> WHAT IS EXPECTED
Each entry below must be repeated exactly, with pictures left out.

______

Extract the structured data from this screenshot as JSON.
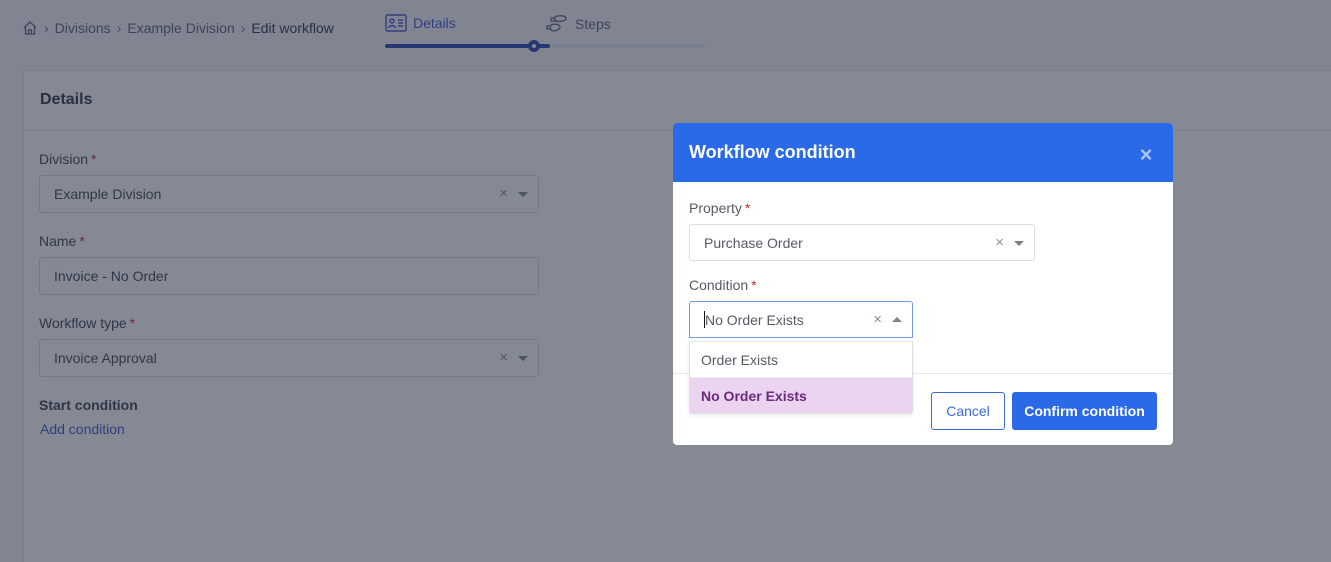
{
  "breadcrumb": {
    "home_icon": "home-icon",
    "items": [
      "Divisions",
      "Example Division"
    ],
    "current": "Edit workflow",
    "separator": ">"
  },
  "stepper": {
    "steps": [
      {
        "label": "Details",
        "icon": "id-card-icon",
        "active": true
      },
      {
        "label": "Steps",
        "icon": "footprints-icon",
        "active": false
      }
    ],
    "progress": 0.5
  },
  "panel": {
    "title": "Details",
    "fields": {
      "division": {
        "label": "Division",
        "required": "*",
        "value": "Example Division"
      },
      "name": {
        "label": "Name",
        "required": "*",
        "value": "Invoice - No Order"
      },
      "workflow_type": {
        "label": "Workflow type",
        "required": "*",
        "value": "Invoice Approval"
      }
    },
    "start_condition": {
      "label": "Start condition",
      "link": "Add condition"
    }
  },
  "modal": {
    "title": "Workflow condition",
    "close_icon": "×",
    "property": {
      "label": "Property",
      "required": "*",
      "value": "Purchase Order"
    },
    "condition": {
      "label": "Condition",
      "required": "*",
      "value": "No Order Exists",
      "options": [
        {
          "label": "Order Exists",
          "selected": false
        },
        {
          "label": "No Order Exists",
          "selected": true
        }
      ]
    },
    "cancel_label": "Cancel",
    "confirm_label": "Confirm condition"
  },
  "icons": {
    "clear": "×"
  },
  "colors": {
    "accent": "#2a6ae8",
    "stepper_active": "#2541b2",
    "selected_option_bg": "#ead4f0",
    "selected_option_text": "#6a2a7e",
    "required": "#d42a2a"
  }
}
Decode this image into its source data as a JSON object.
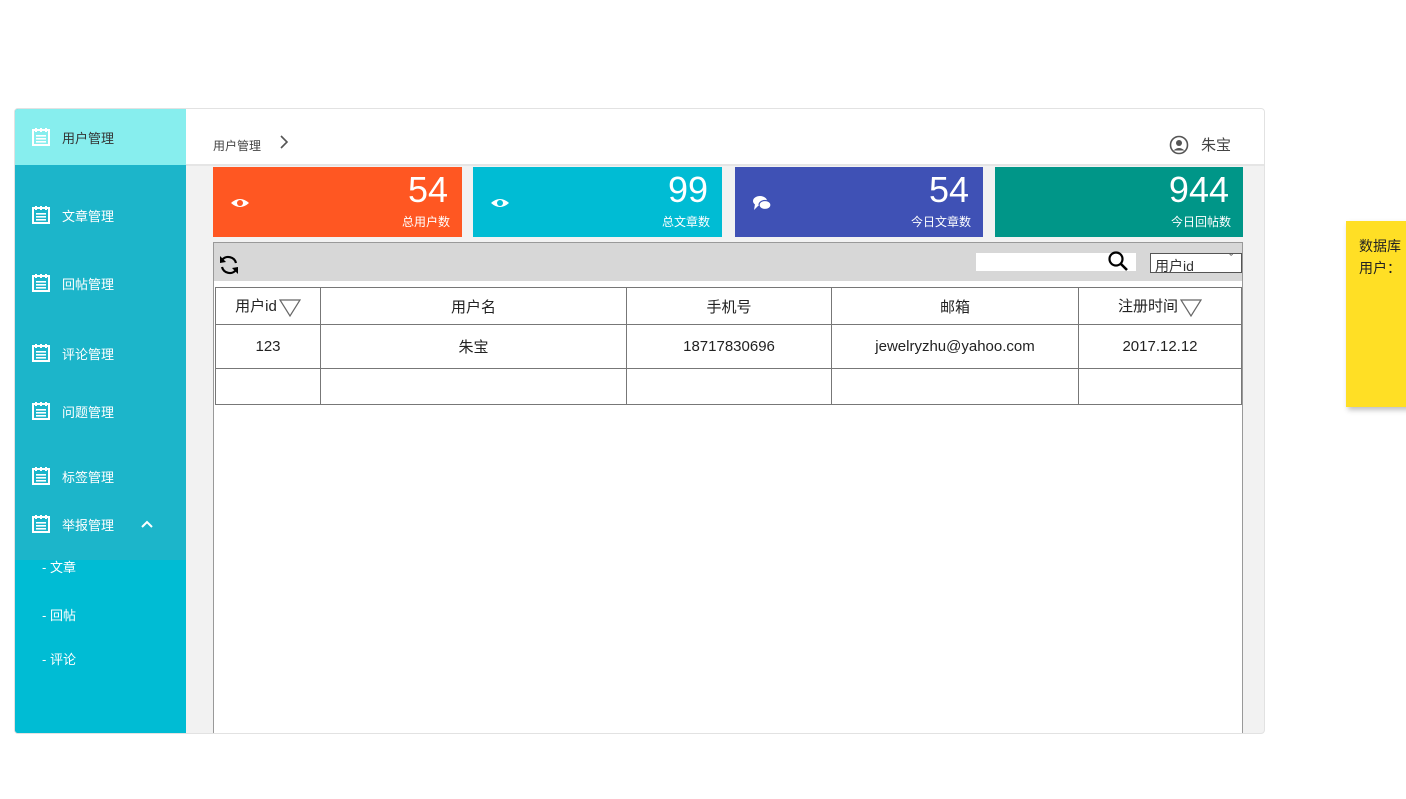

______

> REPLY
Extract the structured data from this screenshot as JSON.
{
  "breadcrumb": {
    "home_icon": "home-icon",
    "items": [
      "Divisions",
      "Example Division"
    ],
    "current": "Edit workflow",
    "separator": ">"
  },
  "stepper": {
    "steps": [
      {
        "label": "Details",
        "icon": "id-card-icon",
        "active": true
      },
      {
        "label": "Steps",
        "icon": "footprints-icon",
        "active": false
      }
    ],
    "progress": 0.5
  },
  "panel": {
    "title": "Details",
    "fields": {
      "division": {
        "label": "Division",
        "required": "*",
        "value": "Example Division"
      },
      "name": {
        "label": "Name",
        "required": "*",
        "value": "Invoice - No Order"
      },
      "workflow_type": {
        "label": "Workflow type",
        "required": "*",
        "value": "Invoice Approval"
      }
    },
    "start_condition": {
      "label": "Start condition",
      "link": "Add condition"
    }
  },
  "modal": {
    "title": "Workflow condition",
    "close_icon": "×",
    "property": {
      "label": "Property",
      "required": "*",
      "value": "Purchase Order"
    },
    "condition": {
      "label": "Condition",
      "required": "*",
      "value": "No Order Exists",
      "options": [
        {
          "label": "Order Exists",
          "selected": false
        },
        {
          "label": "No Order Exists",
          "selected": true
        }
      ]
    },
    "cancel_label": "Cancel",
    "confirm_label": "Confirm condition"
  },
  "icons": {
    "clear": "×"
  },
  "colors": {
    "accent": "#2a6ae8",
    "stepper_active": "#2541b2",
    "selected_option_bg": "#ead4f0",
    "selected_option_text": "#6a2a7e",
    "required": "#d42a2a"
  }
}
Decode this image into its source data as a JSON object.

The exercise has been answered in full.